[Dataset items]
:::

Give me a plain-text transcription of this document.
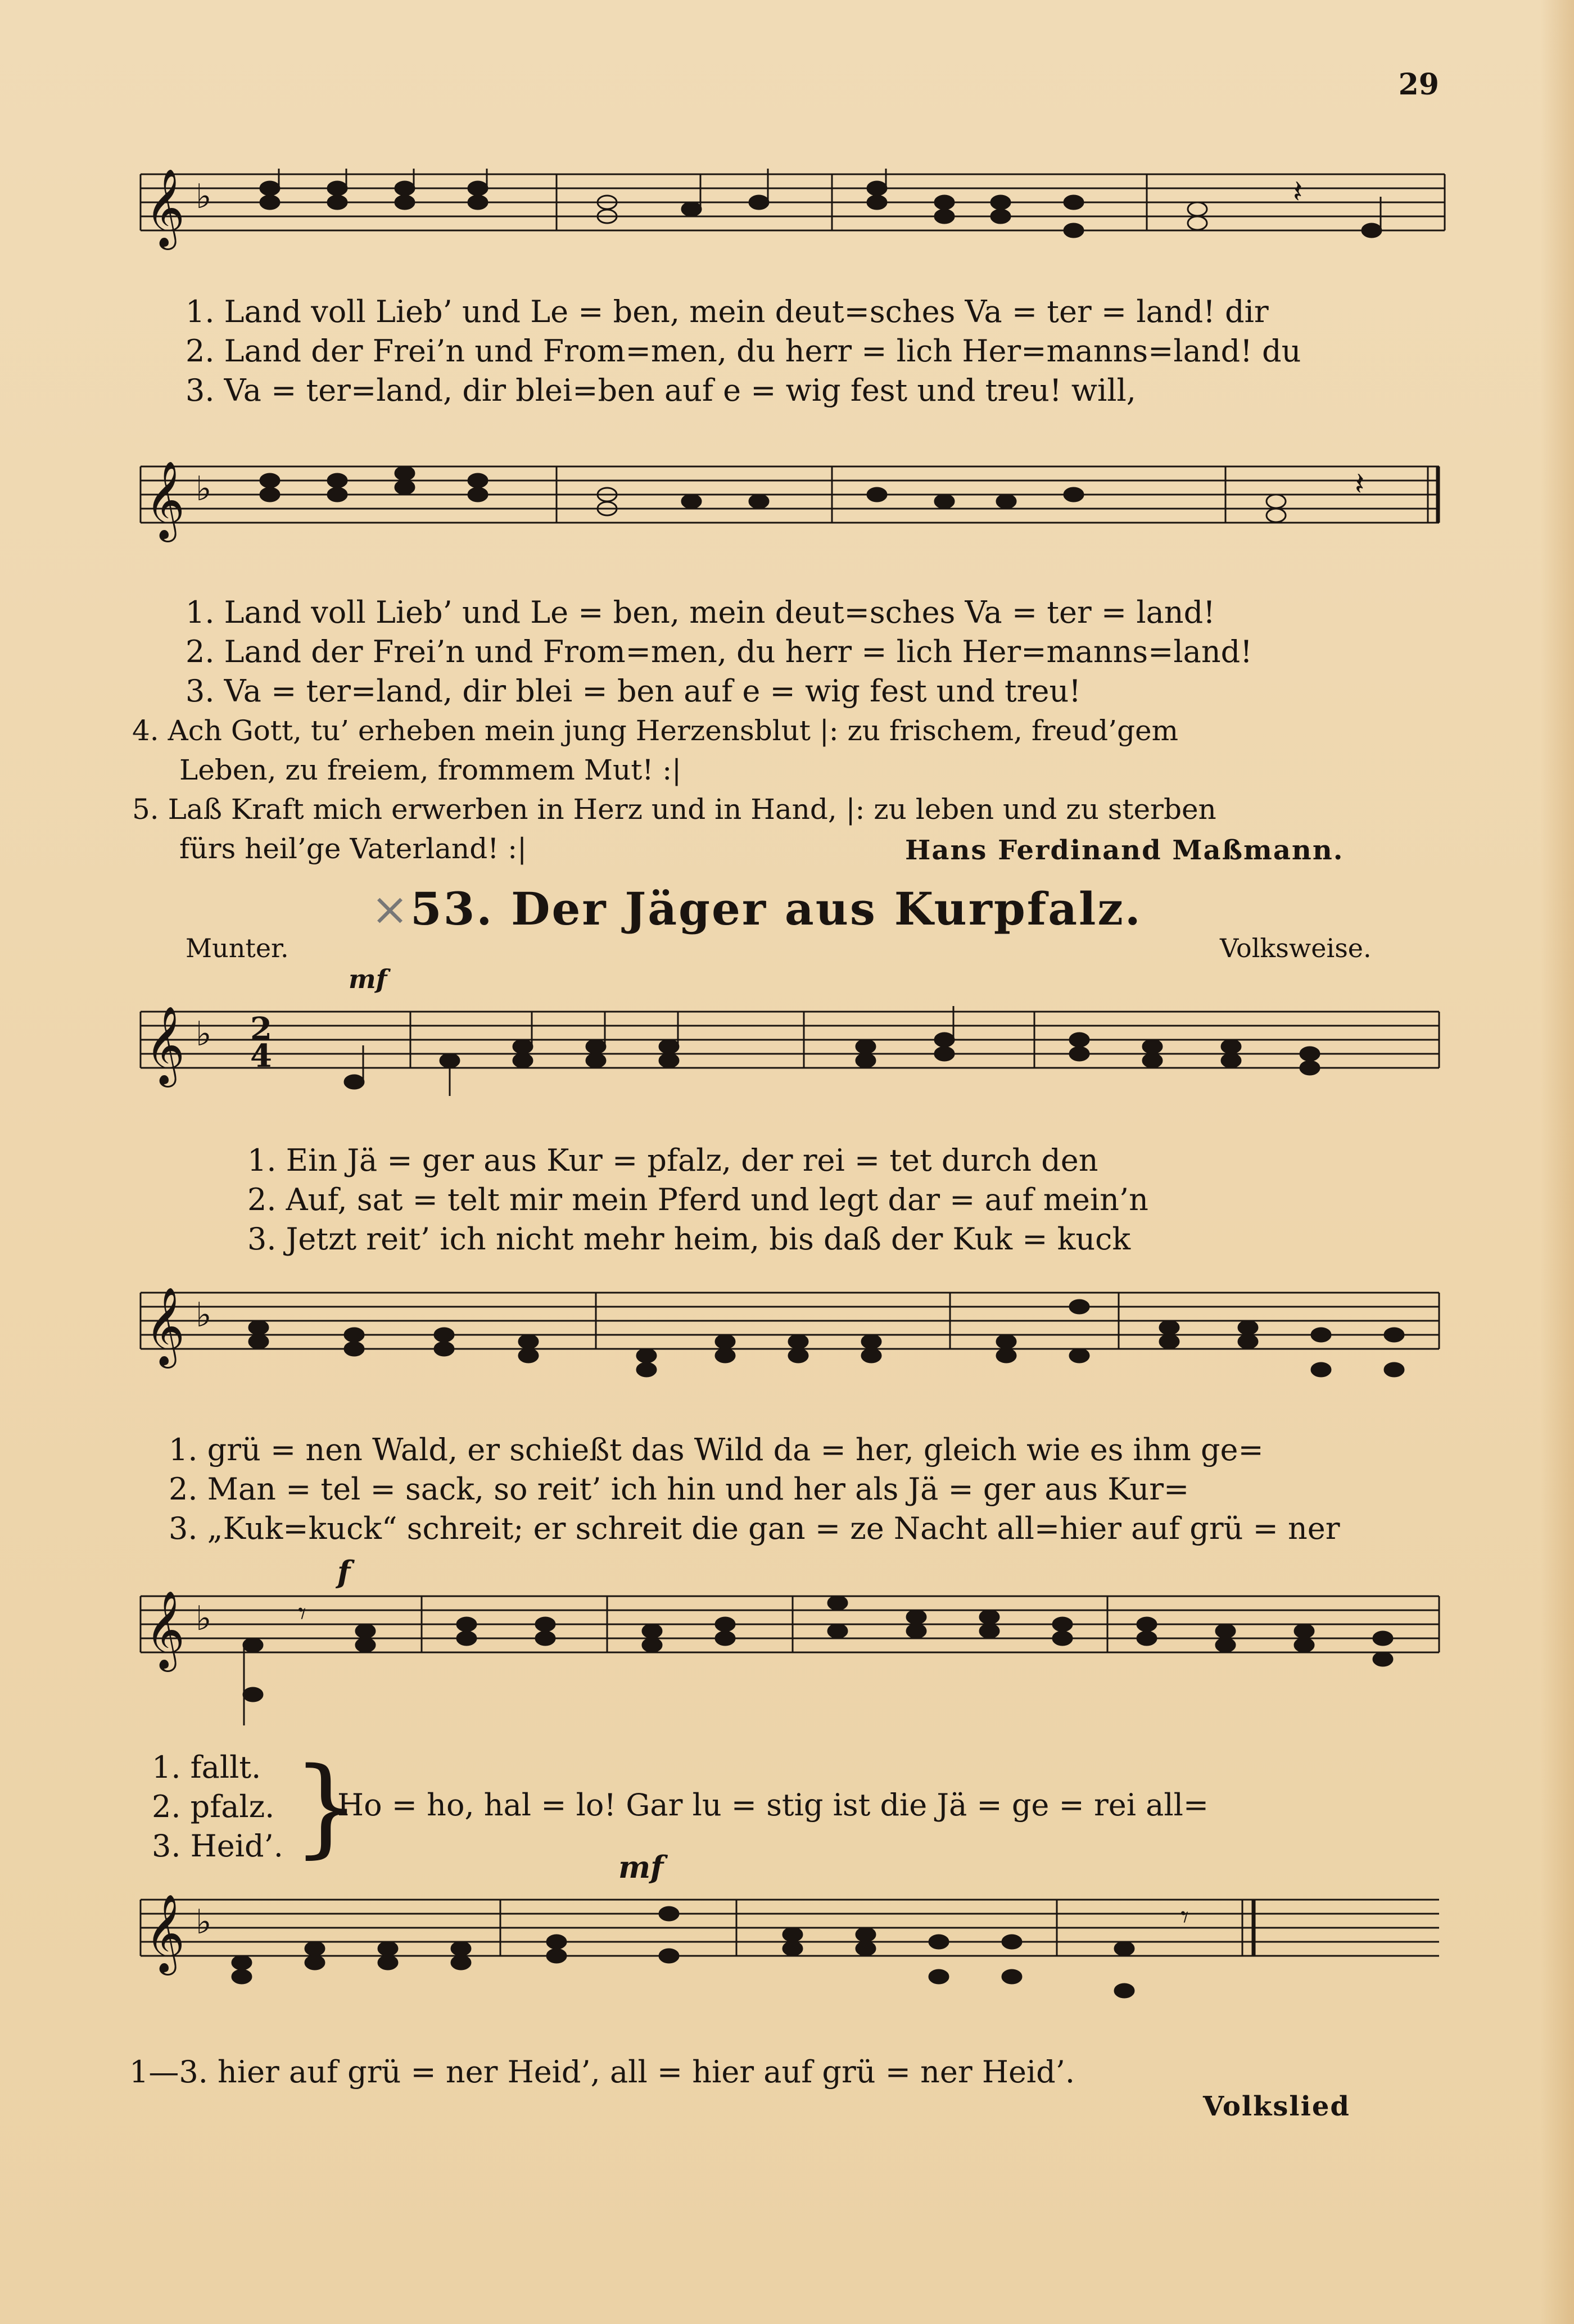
29
𝄞 ♭	𝄽
1. Land voll Lieb’ und Le = ben, mein deut=sches Va = ter = land! dir
2. Land der Frei’n und From=men, du herr = lich Her=manns=land! du
3. Va = ter=land, dir blei=ben auf e = wig fest und treu! will,
𝄞 ♭	𝄽
1. Land voll Lieb’ und Le = ben, mein deut=sches Va = ter = land!
2. Land der Frei’n und From=men, du herr = lich Her=manns=land!
3. Va = ter=land, dir blei = ben auf e = wig fest und treu!
4. Ach Gott, tu’ erheben mein jung Herzensblut |: zu frischem, freud’gem
Leben, zu freiem, frommem Mut! :|
5. Laß Kraft mich erwerben in Herz und in Hand, |: zu leben und zu sterben
fürs heil’ge Vaterland! :|	Hans Ferdinand Maßmann.
×53. Der Jäger aus Kurpfalz.
Munter.	Volksweise.
mf
𝄞 ♭ 2
4
1. Ein Jä = ger aus Kur = pfalz, der rei = tet durch den
2. Auf, sat = telt mir mein Pferd und legt dar = auf mein’n
3. Jetzt reit’ ich nicht mehr heim, bis daß der Kuk = kuck
𝄞 ♭
1. grü = nen Wald, er schießt das Wild da = her, gleich wie es ihm ge=
2. Man = tel = sack, so reit’ ich hin und her als Jä = ger aus Kur=
3. „Kuk=kuck“ schreit; er schreit die gan = ze Nacht all=hier auf grü = ner
f
𝄞 ♭	𝄾
1. fallt.
2. pfalz.
3. Heid’. }
Ho = ho, hal = lo! Gar lu = stig ist die Jä = ge = rei all=
mf
𝄞 ♭	𝄾
1—3. hier auf grü = ner Heid’, all = hier auf grü = ner Heid’.
Volkslied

:::

Problem description
What is the number of lines that contain "sches"? Reply with that number alone.

The solution
2